** START OF Given records **

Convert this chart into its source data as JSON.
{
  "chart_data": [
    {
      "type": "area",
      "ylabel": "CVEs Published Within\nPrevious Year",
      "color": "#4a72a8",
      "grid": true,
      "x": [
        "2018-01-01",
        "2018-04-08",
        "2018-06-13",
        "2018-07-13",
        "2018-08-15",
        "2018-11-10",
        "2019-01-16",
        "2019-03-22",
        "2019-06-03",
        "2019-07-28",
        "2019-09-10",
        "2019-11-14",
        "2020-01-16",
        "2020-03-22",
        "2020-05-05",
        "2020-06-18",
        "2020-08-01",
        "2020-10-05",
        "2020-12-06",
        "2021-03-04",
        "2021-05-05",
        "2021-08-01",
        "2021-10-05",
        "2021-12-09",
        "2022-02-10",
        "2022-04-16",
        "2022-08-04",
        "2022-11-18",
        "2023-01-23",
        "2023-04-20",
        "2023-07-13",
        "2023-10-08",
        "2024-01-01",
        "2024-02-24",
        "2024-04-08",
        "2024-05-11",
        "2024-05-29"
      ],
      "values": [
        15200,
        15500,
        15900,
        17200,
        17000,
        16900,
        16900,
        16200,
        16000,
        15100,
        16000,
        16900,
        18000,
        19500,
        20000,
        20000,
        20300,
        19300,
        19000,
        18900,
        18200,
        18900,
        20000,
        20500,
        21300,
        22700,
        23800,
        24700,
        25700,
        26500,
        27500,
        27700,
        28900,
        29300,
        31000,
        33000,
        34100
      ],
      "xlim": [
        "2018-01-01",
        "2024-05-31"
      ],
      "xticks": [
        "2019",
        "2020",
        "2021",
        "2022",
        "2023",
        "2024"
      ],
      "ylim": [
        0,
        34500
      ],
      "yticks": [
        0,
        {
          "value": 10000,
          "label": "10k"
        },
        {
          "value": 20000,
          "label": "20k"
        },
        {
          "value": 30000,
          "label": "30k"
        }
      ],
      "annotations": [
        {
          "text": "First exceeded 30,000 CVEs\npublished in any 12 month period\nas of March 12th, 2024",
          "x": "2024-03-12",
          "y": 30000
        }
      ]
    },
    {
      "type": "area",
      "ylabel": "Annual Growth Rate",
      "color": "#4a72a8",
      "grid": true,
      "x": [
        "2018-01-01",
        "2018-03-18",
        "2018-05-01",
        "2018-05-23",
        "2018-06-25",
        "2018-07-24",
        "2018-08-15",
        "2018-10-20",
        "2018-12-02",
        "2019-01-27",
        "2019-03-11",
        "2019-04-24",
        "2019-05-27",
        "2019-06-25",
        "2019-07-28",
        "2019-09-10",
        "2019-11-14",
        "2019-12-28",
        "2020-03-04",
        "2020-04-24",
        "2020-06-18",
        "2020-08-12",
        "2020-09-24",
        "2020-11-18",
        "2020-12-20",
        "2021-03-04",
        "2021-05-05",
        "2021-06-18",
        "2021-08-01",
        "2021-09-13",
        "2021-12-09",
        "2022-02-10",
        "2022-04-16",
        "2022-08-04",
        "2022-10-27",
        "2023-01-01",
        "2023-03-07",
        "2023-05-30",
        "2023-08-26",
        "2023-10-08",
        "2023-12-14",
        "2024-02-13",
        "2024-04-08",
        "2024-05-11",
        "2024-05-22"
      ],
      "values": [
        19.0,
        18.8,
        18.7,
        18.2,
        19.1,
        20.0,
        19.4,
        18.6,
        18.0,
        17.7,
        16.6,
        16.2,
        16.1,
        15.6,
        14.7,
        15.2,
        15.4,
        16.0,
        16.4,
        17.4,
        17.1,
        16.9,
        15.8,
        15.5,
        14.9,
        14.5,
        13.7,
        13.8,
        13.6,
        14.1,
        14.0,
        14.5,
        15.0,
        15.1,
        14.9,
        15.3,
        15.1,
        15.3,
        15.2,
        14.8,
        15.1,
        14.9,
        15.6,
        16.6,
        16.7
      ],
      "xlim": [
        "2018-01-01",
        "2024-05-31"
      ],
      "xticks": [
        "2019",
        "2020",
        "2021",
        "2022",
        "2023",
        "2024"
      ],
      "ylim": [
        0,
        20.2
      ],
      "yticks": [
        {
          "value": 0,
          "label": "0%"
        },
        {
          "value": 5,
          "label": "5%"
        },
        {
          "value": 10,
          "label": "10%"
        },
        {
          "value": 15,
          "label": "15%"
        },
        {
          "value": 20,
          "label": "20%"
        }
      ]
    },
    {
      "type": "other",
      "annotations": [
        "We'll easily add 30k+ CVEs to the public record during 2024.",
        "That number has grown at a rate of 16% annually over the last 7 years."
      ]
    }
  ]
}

** END OF Given records **

- Direction:
Using the data above, print every record exactly as shown.

- Task response:
Convert this chart into its source data as JSON.
{
  "chart_data": [
    {
      "type": "area",
      "ylabel": "CVEs Published Within\nPrevious Year",
      "color": "#4a72a8",
      "grid": true,
      "x": [
        "2018-01-01",
        "2018-04-08",
        "2018-06-13",
        "2018-07-13",
        "2018-08-15",
        "2018-11-10",
        "2019-01-16",
        "2019-03-22",
        "2019-06-03",
        "2019-07-28",
        "2019-09-10",
        "2019-11-14",
        "2020-01-16",
        "2020-03-22",
        "2020-05-05",
        "2020-06-18",
        "2020-08-01",
        "2020-10-05",
        "2020-12-06",
        "2021-03-04",
        "2021-05-05",
        "2021-08-01",
        "2021-10-05",
        "2021-12-09",
        "2022-02-10",
        "2022-04-16",
        "2022-08-04",
        "2022-11-18",
        "2023-01-23",
        "2023-04-20",
        "2023-07-13",
        "2023-10-08",
        "2024-01-01",
        "2024-02-24",
        "2024-04-08",
        "2024-05-11",
        "2024-05-29"
      ],
      "values": [
        15200,
        15500,
        15900,
        17200,
        17000,
        16900,
        16900,
        16200,
        16000,
        15100,
        16000,
        16900,
        18000,
        19500,
        20000,
        20000,
        20300,
        19300,
        19000,
        18900,
        18200,
        18900,
        20000,
        20500,
        21300,
        22700,
        23800,
        24700,
        25700,
        26500,
        27500,
        27700,
        28900,
        29300,
        31000,
        33000,
        34100
      ],
      "xlim": [
        "2018-01-01",
        "2024-05-31"
      ],
      "xticks": [
        "2019",
        "2020",
        "2021",
        "2022",
        "2023",
        "2024"
      ],
      "ylim": [
        0,
        34500
      ],
      "yticks": [
        0,
        {
          "value": 10000,
          "label": "10k"
        },
        {
          "value": 20000,
          "label": "20k"
        },
        {
          "value": 30000,
          "label": "30k"
        }
      ],
      "annotations": [
        {
          "text": "First exceeded 30,000 CVEs\npublished in any 12 month period\nas of March 12th, 2024",
          "x": "2024-03-12",
          "y": 30000
        }
      ]
    },
    {
      "type": "area",
      "ylabel": "Annual Growth Rate",
      "color": "#4a72a8",
      "grid": true,
      "x": [
        "2018-01-01",
        "2018-03-18",
        "2018-05-01",
        "2018-05-23",
        "2018-06-25",
        "2018-07-24",
        "2018-08-15",
        "2018-10-20",
        "2018-12-02",
        "2019-01-27",
        "2019-03-11",
        "2019-04-24",
        "2019-05-27",
        "2019-06-25",
        "2019-07-28",
        "2019-09-10",
        "2019-11-14",
        "2019-12-28",
        "2020-03-04",
        "2020-04-24",
        "2020-06-18",
        "2020-08-12",
        "2020-09-24",
        "2020-11-18",
        "2020-12-20",
        "2021-03-04",
        "2021-05-05",
        "2021-06-18",
        "2021-08-01",
        "2021-09-13",
        "2021-12-09",
        "2022-02-10",
        "2022-04-16",
        "2022-08-04",
        "2022-10-27",
        "2023-01-01",
        "2023-03-07",
        "2023-05-30",
        "2023-08-26",
        "2023-10-08",
        "2023-12-14",
        "2024-02-13",
        "2024-04-08",
        "2024-05-11",
        "2024-05-22"
      ],
      "values": [
        19.0,
        18.8,
        18.7,
        18.2,
        19.1,
        20.0,
        19.4,
        18.6,
        18.0,
        17.7,
        16.6,
        16.2,
        16.1,
        15.6,
        14.7,
        15.2,
        15.4,
        16.0,
        16.4,
        17.4,
        17.1,
        16.9,
        15.8,
        15.5,
        14.9,
        14.5,
        13.7,
        13.8,
        13.6,
        14.1,
        14.0,
        14.5,
        15.0,
        15.1,
        14.9,
        15.3,
        15.1,
        15.3,
        15.2,
        14.8,
        15.1,
        14.9,
        15.6,
        16.6,
        16.7
      ],
      "xlim": [
        "2018-01-01",
        "2024-05-31"
      ],
      "xticks": [
        "2019",
        "2020",
        "2021",
        "2022",
        "2023",
        "2024"
      ],
      "ylim": [
        0,
        20.2
      ],
      "yticks": [
        {
          "value": 0,
          "label": "0%"
        },
        {
          "value": 5,
          "label": "5%"
        },
        {
          "value": 10,
          "label": "10%"
        },
        {
          "value": 15,
          "label": "15%"
        },
        {
          "value": 20,
          "label": "20%"
        }
      ]
    },
    {
      "type": "other",
      "annotations": [
        "We'll easily add 30k+ CVEs to the public record during 2024.",
        "That number has grown at a rate of 16% annually over the last 7 years."
      ]
    }
  ]
}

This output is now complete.